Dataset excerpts
══════

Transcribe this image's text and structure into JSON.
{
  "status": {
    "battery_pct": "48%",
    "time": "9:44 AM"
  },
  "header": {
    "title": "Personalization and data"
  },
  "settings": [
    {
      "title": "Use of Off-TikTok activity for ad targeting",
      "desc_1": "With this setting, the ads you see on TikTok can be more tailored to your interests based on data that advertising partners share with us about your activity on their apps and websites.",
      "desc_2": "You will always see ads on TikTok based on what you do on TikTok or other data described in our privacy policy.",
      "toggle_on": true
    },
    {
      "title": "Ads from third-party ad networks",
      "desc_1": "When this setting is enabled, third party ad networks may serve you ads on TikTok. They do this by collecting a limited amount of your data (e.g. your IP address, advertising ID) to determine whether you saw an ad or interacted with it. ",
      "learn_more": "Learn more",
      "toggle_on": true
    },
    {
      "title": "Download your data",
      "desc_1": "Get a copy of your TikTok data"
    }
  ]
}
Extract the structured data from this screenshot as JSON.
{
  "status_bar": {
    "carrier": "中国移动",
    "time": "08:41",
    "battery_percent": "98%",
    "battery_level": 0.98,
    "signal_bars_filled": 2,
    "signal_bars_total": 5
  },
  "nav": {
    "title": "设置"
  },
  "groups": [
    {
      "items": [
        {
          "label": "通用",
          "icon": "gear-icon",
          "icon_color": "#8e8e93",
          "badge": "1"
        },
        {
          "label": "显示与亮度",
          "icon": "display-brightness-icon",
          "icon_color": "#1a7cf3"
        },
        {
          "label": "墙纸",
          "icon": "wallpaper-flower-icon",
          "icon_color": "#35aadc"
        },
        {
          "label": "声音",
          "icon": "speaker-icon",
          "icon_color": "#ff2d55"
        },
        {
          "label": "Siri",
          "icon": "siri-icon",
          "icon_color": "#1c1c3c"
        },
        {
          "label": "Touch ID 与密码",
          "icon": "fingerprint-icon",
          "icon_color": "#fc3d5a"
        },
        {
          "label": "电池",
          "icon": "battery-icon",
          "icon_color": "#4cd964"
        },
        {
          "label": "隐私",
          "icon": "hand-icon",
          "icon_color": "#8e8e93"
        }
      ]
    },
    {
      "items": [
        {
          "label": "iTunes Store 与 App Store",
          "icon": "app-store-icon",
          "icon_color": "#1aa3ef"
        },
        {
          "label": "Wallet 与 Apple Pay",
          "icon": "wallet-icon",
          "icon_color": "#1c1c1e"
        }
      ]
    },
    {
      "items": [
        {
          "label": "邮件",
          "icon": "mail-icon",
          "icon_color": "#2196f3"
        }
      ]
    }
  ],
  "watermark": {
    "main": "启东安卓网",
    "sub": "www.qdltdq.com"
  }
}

══════

• **Problem requirements**
Look over the listing. Pull out every line with the string "title" in it.

• **Output for this exercise**
    "title": "Personalization and data"
      "title": "Use of Off-TikTok activity for ad targeting",
      "title": "Ads from third-party ad networks",
      "title": "Download your data",
    "title": "设置"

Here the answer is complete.